» **What you need to do**
Search the data for the string "this" and extract every line where it appears.

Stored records
## START
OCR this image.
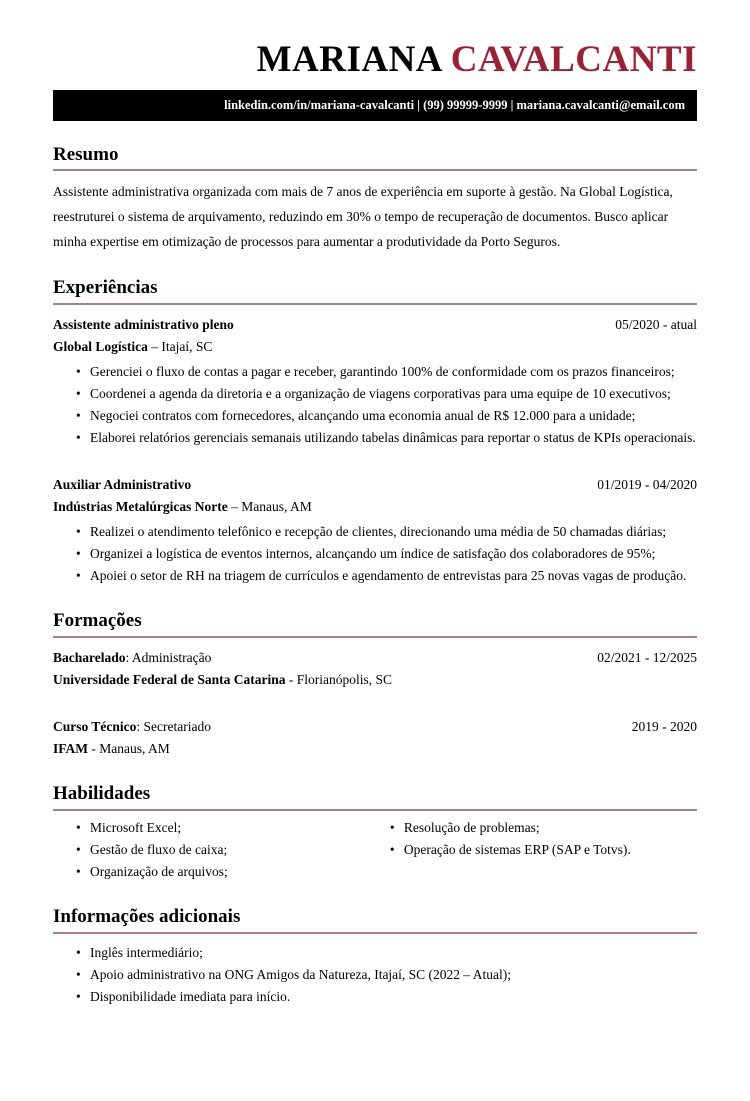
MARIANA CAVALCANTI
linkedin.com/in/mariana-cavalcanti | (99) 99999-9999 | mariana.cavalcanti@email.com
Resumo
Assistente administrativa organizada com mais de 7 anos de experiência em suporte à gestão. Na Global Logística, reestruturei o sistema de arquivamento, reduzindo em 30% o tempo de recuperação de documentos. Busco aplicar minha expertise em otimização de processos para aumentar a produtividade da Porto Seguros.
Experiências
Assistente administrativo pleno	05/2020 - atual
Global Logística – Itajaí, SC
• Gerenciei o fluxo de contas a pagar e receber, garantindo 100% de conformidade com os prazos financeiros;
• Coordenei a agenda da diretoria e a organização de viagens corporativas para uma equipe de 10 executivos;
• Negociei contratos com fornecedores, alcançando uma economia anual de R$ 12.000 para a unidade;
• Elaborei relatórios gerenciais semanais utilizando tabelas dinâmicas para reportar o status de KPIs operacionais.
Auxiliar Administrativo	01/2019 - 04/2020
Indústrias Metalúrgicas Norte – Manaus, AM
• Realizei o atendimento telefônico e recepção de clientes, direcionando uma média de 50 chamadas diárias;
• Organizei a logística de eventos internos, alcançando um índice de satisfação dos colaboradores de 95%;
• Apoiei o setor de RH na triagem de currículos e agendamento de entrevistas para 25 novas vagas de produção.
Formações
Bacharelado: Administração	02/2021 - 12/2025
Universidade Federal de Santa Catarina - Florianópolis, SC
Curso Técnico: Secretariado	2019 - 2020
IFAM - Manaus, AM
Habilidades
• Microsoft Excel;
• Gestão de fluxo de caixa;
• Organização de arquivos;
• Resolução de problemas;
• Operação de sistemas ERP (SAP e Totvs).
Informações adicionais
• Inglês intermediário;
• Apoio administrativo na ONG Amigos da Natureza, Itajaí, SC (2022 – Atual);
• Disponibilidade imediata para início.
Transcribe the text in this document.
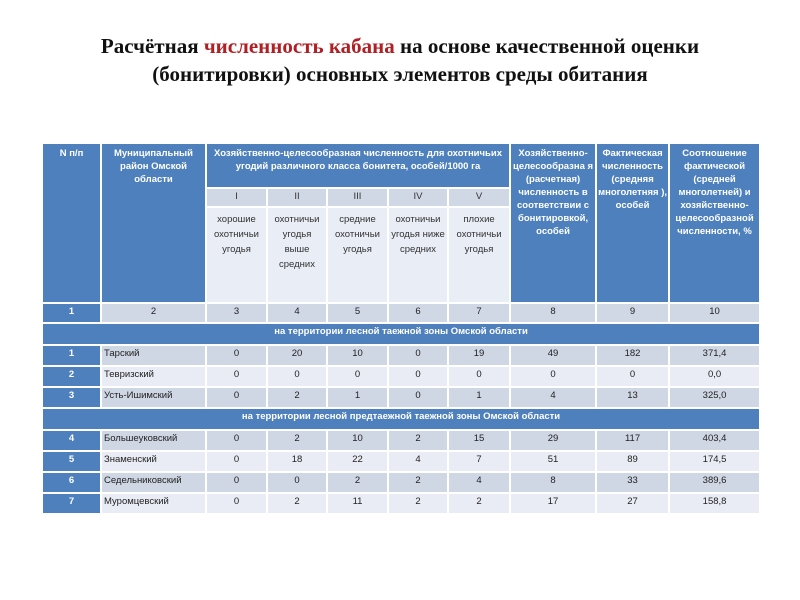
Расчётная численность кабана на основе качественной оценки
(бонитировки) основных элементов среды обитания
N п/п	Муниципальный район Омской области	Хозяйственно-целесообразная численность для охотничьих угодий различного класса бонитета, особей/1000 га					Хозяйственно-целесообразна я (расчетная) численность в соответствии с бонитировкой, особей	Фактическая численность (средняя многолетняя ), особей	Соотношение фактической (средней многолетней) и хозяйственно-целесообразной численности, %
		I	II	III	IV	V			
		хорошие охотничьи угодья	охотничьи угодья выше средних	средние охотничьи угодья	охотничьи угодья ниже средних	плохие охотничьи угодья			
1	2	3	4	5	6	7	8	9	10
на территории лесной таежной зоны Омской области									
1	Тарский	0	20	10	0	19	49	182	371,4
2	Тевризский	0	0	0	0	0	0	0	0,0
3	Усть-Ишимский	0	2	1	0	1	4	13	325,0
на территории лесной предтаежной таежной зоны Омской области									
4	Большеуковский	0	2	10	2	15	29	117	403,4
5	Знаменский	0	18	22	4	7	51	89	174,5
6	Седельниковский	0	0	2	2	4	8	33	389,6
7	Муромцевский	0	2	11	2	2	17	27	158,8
## END
» **Output of the task**
OCR this image.
Transcribe the text in this document.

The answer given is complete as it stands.